(Stored data)

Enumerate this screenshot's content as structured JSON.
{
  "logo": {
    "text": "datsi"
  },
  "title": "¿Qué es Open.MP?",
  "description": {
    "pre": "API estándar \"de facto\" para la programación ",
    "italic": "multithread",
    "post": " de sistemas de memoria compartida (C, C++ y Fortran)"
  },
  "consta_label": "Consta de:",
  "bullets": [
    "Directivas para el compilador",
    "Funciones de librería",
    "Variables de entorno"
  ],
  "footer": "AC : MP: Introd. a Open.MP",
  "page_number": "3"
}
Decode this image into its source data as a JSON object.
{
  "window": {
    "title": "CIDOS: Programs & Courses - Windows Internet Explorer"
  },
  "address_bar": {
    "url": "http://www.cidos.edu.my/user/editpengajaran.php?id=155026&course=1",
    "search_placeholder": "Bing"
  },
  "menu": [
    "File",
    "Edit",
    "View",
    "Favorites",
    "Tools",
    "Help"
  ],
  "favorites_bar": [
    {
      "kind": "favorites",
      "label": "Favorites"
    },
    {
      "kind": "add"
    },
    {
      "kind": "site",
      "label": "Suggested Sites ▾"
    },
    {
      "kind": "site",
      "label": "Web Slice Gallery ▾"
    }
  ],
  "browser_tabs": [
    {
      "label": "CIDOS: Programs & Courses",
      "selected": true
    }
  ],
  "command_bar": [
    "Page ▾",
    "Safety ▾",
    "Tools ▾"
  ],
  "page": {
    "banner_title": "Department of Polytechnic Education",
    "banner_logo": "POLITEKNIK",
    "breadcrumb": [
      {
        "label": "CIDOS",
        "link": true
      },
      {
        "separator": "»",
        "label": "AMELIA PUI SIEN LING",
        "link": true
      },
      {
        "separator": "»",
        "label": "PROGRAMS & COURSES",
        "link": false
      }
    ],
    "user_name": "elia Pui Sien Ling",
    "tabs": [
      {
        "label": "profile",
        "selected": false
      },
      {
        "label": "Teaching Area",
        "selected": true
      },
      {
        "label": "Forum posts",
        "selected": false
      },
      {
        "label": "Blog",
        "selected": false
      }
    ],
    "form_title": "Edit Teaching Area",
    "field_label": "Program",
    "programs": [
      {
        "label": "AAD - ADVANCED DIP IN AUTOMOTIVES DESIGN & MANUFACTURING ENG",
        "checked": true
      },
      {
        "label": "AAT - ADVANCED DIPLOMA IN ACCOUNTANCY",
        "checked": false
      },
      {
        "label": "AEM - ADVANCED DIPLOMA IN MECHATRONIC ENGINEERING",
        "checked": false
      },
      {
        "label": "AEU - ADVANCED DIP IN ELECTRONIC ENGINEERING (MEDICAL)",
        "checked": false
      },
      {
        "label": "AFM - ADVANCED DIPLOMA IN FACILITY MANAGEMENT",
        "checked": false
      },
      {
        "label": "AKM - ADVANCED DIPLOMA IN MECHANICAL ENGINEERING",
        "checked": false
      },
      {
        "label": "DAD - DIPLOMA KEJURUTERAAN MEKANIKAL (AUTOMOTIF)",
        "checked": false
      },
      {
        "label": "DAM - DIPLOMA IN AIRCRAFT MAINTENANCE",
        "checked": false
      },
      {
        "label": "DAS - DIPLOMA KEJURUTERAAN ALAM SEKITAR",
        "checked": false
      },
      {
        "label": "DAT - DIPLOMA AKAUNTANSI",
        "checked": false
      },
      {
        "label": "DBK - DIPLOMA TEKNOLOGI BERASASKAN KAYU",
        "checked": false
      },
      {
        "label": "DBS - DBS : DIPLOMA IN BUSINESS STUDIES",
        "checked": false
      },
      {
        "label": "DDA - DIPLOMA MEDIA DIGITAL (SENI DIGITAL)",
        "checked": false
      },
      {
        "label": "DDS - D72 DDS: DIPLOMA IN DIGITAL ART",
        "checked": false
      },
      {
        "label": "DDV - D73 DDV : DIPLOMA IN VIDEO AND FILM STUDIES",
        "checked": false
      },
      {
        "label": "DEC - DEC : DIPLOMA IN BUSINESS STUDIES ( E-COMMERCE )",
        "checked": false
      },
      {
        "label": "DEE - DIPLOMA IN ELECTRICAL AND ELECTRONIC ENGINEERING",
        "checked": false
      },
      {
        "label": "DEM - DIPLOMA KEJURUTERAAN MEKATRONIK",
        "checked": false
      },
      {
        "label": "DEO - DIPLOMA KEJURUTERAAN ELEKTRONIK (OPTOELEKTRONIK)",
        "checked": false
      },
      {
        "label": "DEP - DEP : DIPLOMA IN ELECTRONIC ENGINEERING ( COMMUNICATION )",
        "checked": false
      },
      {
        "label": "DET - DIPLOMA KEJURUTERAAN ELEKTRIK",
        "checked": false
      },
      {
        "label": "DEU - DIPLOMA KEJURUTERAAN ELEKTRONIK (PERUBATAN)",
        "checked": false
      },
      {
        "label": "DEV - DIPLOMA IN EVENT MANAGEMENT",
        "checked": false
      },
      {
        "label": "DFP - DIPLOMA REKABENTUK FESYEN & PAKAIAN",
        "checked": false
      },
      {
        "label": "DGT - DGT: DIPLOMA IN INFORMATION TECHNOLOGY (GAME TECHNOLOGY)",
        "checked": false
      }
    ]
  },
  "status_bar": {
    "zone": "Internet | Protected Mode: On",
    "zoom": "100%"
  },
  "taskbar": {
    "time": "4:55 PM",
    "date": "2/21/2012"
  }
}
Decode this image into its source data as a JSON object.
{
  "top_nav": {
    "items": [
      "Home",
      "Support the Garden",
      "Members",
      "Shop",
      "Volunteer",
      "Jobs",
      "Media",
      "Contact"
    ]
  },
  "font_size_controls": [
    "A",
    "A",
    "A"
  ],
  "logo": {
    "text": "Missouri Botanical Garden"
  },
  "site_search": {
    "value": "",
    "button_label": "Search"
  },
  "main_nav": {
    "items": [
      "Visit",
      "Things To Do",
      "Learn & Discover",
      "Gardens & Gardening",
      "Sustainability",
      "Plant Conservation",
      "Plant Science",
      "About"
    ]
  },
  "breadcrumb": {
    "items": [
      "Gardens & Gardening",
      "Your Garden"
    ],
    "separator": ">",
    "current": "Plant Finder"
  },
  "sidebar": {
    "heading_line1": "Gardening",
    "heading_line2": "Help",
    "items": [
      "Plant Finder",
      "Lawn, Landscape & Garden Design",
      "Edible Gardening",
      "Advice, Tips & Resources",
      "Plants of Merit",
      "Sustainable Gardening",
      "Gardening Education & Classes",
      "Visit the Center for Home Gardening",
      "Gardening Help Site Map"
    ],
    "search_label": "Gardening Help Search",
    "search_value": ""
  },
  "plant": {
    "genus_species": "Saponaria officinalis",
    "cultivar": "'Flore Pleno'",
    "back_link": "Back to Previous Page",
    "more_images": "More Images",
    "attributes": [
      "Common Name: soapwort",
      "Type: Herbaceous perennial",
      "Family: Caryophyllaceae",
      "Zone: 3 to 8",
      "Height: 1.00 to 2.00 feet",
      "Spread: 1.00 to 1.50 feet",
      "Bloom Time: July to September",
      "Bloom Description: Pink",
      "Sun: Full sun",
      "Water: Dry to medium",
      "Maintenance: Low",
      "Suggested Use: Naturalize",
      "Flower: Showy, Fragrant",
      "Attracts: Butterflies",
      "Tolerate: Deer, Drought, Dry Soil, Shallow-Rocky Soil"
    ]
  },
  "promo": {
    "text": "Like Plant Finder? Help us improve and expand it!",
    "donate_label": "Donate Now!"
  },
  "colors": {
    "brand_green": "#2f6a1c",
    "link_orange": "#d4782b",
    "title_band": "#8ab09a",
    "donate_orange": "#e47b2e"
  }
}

**DO THIS**
Using the entries above, return each line that includes the word "Suggested".

**WORKED ANSWER**
      "label": "Suggested Sites ▾"
      "Suggested Use: Naturalize",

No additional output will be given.